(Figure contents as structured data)
────────

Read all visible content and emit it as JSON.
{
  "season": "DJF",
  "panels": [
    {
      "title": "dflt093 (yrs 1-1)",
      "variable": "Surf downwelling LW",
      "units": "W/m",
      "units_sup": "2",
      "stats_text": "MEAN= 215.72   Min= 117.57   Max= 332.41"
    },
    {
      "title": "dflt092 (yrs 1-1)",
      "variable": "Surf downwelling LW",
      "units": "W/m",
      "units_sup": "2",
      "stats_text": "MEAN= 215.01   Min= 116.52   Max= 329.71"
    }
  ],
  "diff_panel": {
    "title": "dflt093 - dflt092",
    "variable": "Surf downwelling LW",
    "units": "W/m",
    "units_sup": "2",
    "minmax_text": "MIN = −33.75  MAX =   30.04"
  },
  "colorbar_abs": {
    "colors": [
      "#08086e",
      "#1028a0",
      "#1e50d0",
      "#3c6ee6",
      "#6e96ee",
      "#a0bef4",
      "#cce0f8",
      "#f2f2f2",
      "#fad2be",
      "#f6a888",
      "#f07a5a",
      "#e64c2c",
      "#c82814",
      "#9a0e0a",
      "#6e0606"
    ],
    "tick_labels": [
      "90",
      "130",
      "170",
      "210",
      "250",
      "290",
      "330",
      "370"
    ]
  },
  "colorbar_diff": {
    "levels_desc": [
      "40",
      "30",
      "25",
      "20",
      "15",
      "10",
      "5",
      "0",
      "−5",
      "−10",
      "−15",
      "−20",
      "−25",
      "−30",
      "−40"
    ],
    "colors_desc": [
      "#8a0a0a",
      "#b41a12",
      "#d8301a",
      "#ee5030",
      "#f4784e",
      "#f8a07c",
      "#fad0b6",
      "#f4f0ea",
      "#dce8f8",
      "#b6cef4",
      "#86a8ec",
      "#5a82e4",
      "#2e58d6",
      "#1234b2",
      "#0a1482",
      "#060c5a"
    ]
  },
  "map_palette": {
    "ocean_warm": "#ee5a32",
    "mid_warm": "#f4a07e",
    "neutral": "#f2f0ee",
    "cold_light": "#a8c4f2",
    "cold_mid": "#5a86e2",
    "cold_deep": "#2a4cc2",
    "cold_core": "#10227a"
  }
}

────────

EXERCISE INSTRUCTIONS -
Copy out all the entries shown above, character for character.

WORKED ANSWER -
Read all visible content and emit it as JSON.
{
  "season": "DJF",
  "panels": [
    {
      "title": "dflt093 (yrs 1-1)",
      "variable": "Surf downwelling LW",
      "units": "W/m",
      "units_sup": "2",
      "stats_text": "MEAN= 215.72   Min= 117.57   Max= 332.41"
    },
    {
      "title": "dflt092 (yrs 1-1)",
      "variable": "Surf downwelling LW",
      "units": "W/m",
      "units_sup": "2",
      "stats_text": "MEAN= 215.01   Min= 116.52   Max= 329.71"
    }
  ],
  "diff_panel": {
    "title": "dflt093 - dflt092",
    "variable": "Surf downwelling LW",
    "units": "W/m",
    "units_sup": "2",
    "minmax_text": "MIN = −33.75  MAX =   30.04"
  },
  "colorbar_abs": {
    "colors": [
      "#08086e",
      "#1028a0",
      "#1e50d0",
      "#3c6ee6",
      "#6e96ee",
      "#a0bef4",
      "#cce0f8",
      "#f2f2f2",
      "#fad2be",
      "#f6a888",
      "#f07a5a",
      "#e64c2c",
      "#c82814",
      "#9a0e0a",
      "#6e0606"
    ],
    "tick_labels": [
      "90",
      "130",
      "170",
      "210",
      "250",
      "290",
      "330",
      "370"
    ]
  },
  "colorbar_diff": {
    "levels_desc": [
      "40",
      "30",
      "25",
      "20",
      "15",
      "10",
      "5",
      "0",
      "−5",
      "−10",
      "−15",
      "−20",
      "−25",
      "−30",
      "−40"
    ],
    "colors_desc": [
      "#8a0a0a",
      "#b41a12",
      "#d8301a",
      "#ee5030",
      "#f4784e",
      "#f8a07c",
      "#fad0b6",
      "#f4f0ea",
      "#dce8f8",
      "#b6cef4",
      "#86a8ec",
      "#5a82e4",
      "#2e58d6",
      "#1234b2",
      "#0a1482",
      "#060c5a"
    ]
  },
  "map_palette": {
    "ocean_warm": "#ee5a32",
    "mid_warm": "#f4a07e",
    "neutral": "#f2f0ee",
    "cold_light": "#a8c4f2",
    "cold_mid": "#5a86e2",
    "cold_deep": "#2a4cc2",
    "cold_core": "#10227a"
  }
}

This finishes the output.